WHAT THE EXERCISE ASKS: Collect each line containing "建议开启".

========

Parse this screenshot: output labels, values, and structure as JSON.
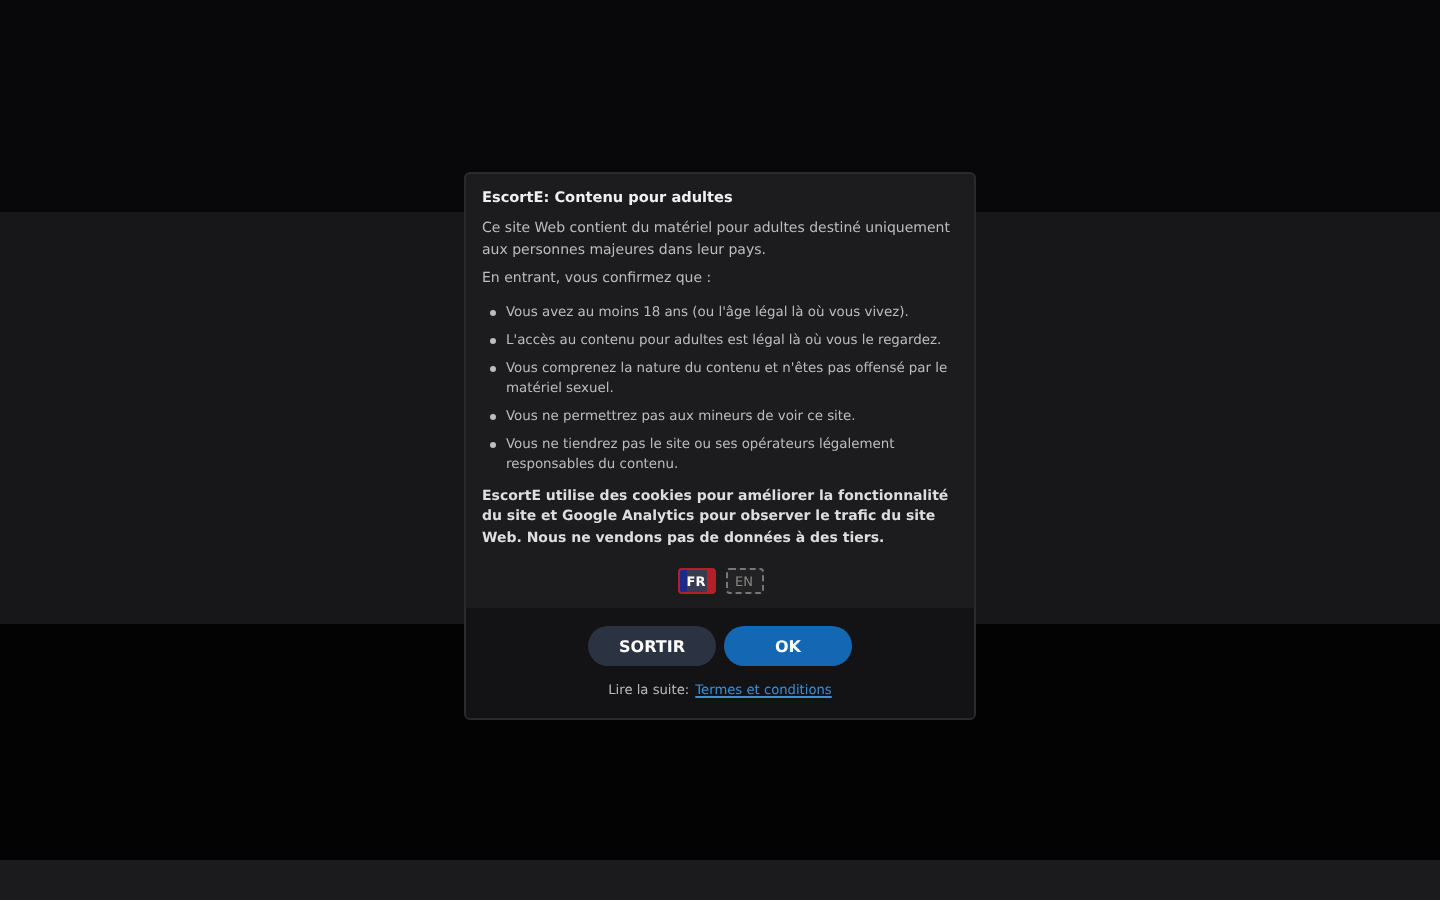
{
  "modal": {
    "title": "EscortE: Contenu pour adultes",
    "intro": "Ce site Web contient du matériel pour adultes destiné uniquement aux personnes majeures dans leur pays.",
    "lead": "En entrant, vous confirmez que :",
    "bullets": [
      "Vous avez au moins 18 ans (ou l'âge légal là où vous vivez).",
      "L'accès au contenu pour adultes est légal là où vous le regardez.",
      "Vous comprenez la nature du contenu et n'êtes pas offensé par le matériel sexuel.",
      "Vous ne permettrez pas aux mineurs de voir ce site.",
      "Vous ne tiendrez pas le site ou ses opérateurs légalement responsables du contenu."
    ],
    "cookies": "EscortE utilise des cookies pour améliorer la fonctionnalité du site et Google Analytics pour observer le trafic du site Web. Nous ne vendons pas de données à des tiers.",
    "languages": [
      {
        "label": "FR",
        "selected": true
      },
      {
        "label": "EN",
        "selected": false
      }
    ],
    "buttons": [
      {
        "label": "SORTIR",
        "kind": "secondary"
      },
      {
        "label": "OK",
        "kind": "primary"
      }
    ],
    "read_more": {
      "prefix": "Lire la suite:",
      "link": "Termes et conditions"
    }
  }
}
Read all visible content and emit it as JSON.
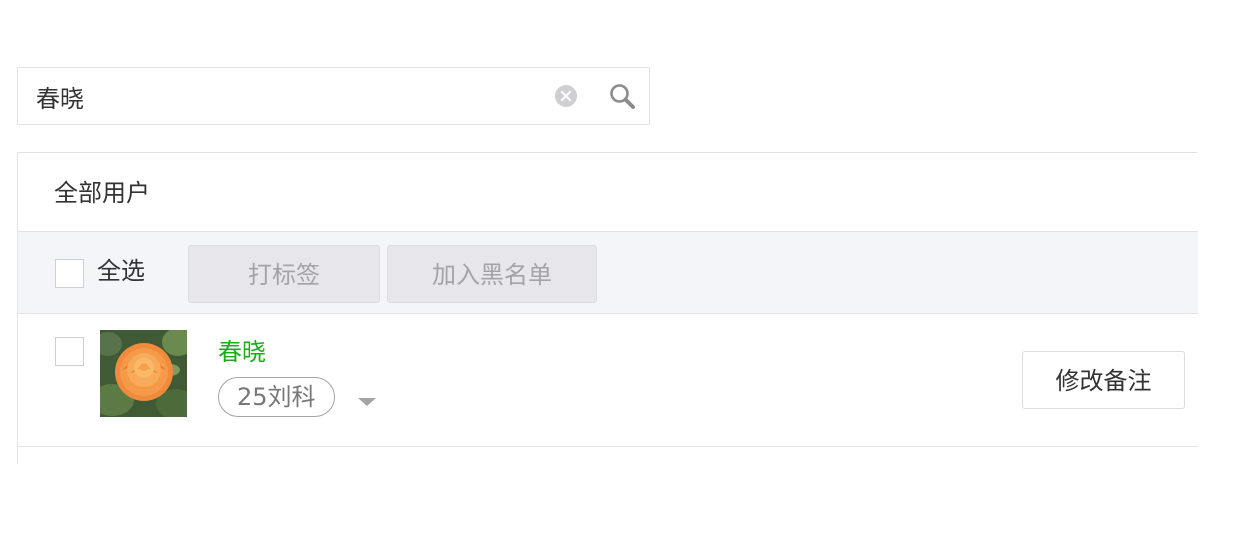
{
  "search": {
    "value": "春晓",
    "clear_icon": "clear-circle-icon",
    "search_icon": "magnifier-icon"
  },
  "panel": {
    "title": "全部用户"
  },
  "toolbar": {
    "select_all_label": "全选",
    "tag_button": "打标签",
    "blacklist_button": "加入黑名单"
  },
  "users": [
    {
      "name": "春晓",
      "tag": "25刘科",
      "remark_button": "修改备注",
      "avatar": "orange-rose-photo"
    }
  ],
  "colors": {
    "name_green": "#1aad19",
    "toolbar_bg": "#f4f5f9",
    "border": "#e3e3e5",
    "disabled_text": "#a3a3a8"
  }
}
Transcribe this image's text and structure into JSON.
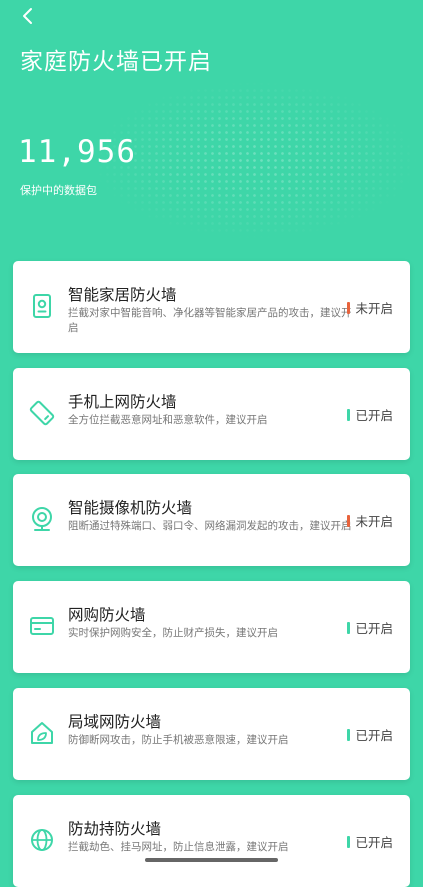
{
  "header": {
    "back_icon": "chevron-left-icon",
    "title": "家庭防火墙已开启"
  },
  "stats": {
    "packet_count": "11,956",
    "packet_label": "保护中的数据包"
  },
  "colors": {
    "background": "#3ed6a8",
    "accent": "#3ed6a8",
    "status_on": "#3ed6a8",
    "status_off": "#e8633c"
  },
  "cards": [
    {
      "icon": "smart-home-device-icon",
      "title": "智能家居防火墙",
      "desc": "拦截对家中智能音响、净化器等智能家居产品的攻击，建议开启",
      "status": "未开启",
      "enabled": false
    },
    {
      "icon": "mobile-phone-icon",
      "title": "手机上网防火墙",
      "desc": "全方位拦截恶意网址和恶意软件，建议开启",
      "status": "已开启",
      "enabled": true
    },
    {
      "icon": "camera-icon",
      "title": "智能摄像机防火墙",
      "desc": "阻断通过特殊端口、弱口令、网络漏洞发起的攻击，建议开启",
      "status": "未开启",
      "enabled": false
    },
    {
      "icon": "credit-card-icon",
      "title": "网购防火墙",
      "desc": "实时保护网购安全，防止财产损失，建议开启",
      "status": "已开启",
      "enabled": true
    },
    {
      "icon": "home-leaf-icon",
      "title": "局域网防火墙",
      "desc": "防御断网攻击，防止手机被恶意限速，建议开启",
      "status": "已开启",
      "enabled": true
    },
    {
      "icon": "globe-icon",
      "title": "防劫持防火墙",
      "desc": "拦截劫色、挂马网址，防止信息泄露，建议开启",
      "status": "已开启",
      "enabled": true
    }
  ]
}
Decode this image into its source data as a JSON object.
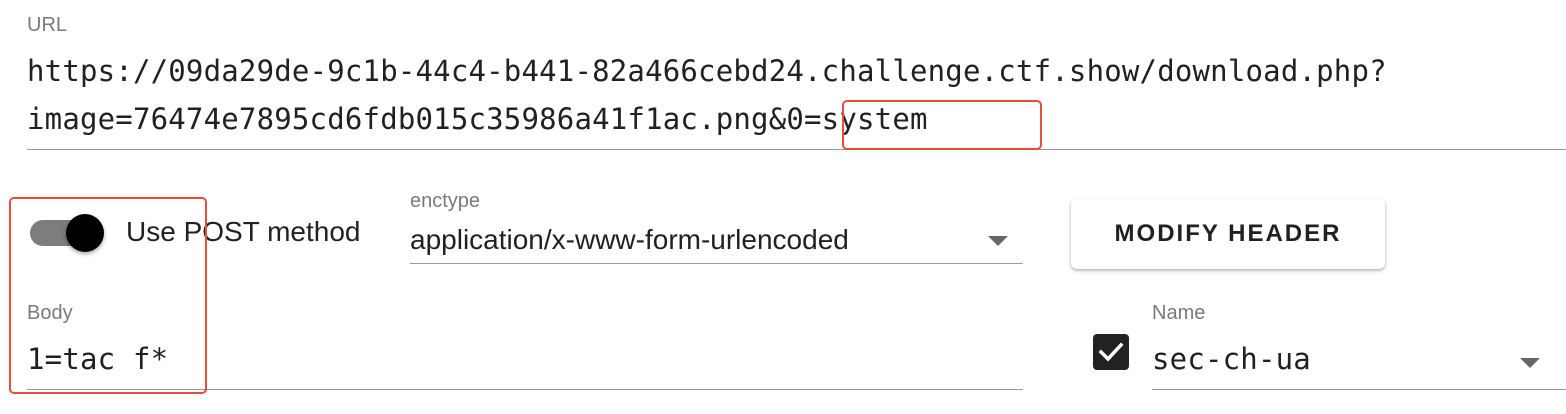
{
  "url": {
    "label": "URL",
    "line1": "https://09da29de-9c1b-44c4-b441-82a466cebd24.challenge.ctf.show/download.php?",
    "line2_prefix": "image=76474e7895cd6fdb015c35986a41f1ac.png",
    "line2_highlight": "&0=system"
  },
  "post": {
    "toggle_label": "Use POST method",
    "enabled": true
  },
  "enctype": {
    "label": "enctype",
    "value": "application/x-www-form-urlencoded"
  },
  "modify_header_button": "MODIFY HEADER",
  "body": {
    "label": "Body",
    "value": "1=tac f*"
  },
  "header": {
    "checked": true,
    "name_label": "Name",
    "name_value": "sec-ch-ua"
  },
  "colors": {
    "highlight_box": "#e0503a",
    "toggle_knob": "#000000",
    "toggle_track": "#7d7d7d"
  }
}
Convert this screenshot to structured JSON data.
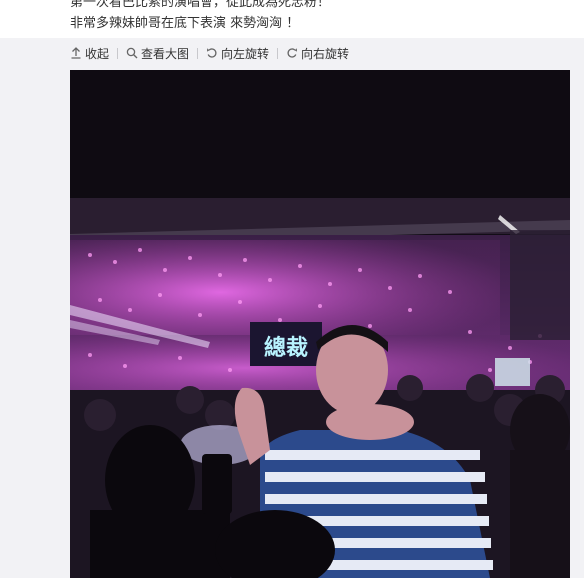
{
  "post": {
    "line1": "第一次看巴比索的演唱會，從此成為死忠粉！",
    "line2": "非常多辣妹帥哥在底下表演 來勢洶洶 ！"
  },
  "toolbar": {
    "items": [
      {
        "label": "收起",
        "icon": "collapse-arrow-up-icon"
      },
      {
        "label": "查看大图",
        "icon": "search-icon"
      },
      {
        "label": "向左旋转",
        "icon": "rotate-left-icon"
      },
      {
        "label": "向右旋转",
        "icon": "rotate-right-icon"
      }
    ]
  },
  "photo": {
    "sign_text": "總裁",
    "subject": "concert-crowd-photo"
  },
  "colors": {
    "panel_bg": "#f2f2f5",
    "text": "#333333",
    "lightsticks": "#d65adf"
  }
}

========

THE RESPONSE:
      "desc": "拦截对家中智能音响、净化器等智能家居产品的攻击，建议开启",
      "desc": "全方位拦截恶意网址和恶意软件，建议开启",
      "desc": "阻断通过特殊端口、弱口令、网络漏洞发起的攻击，建议开启",
      "desc": "实时保护网购安全，防止财产损失，建议开启",
      "desc": "防御断网攻击，防止手机被恶意限速，建议开启",
      "desc": "拦截劫色、挂马网址，防止信息泄露，建议开启",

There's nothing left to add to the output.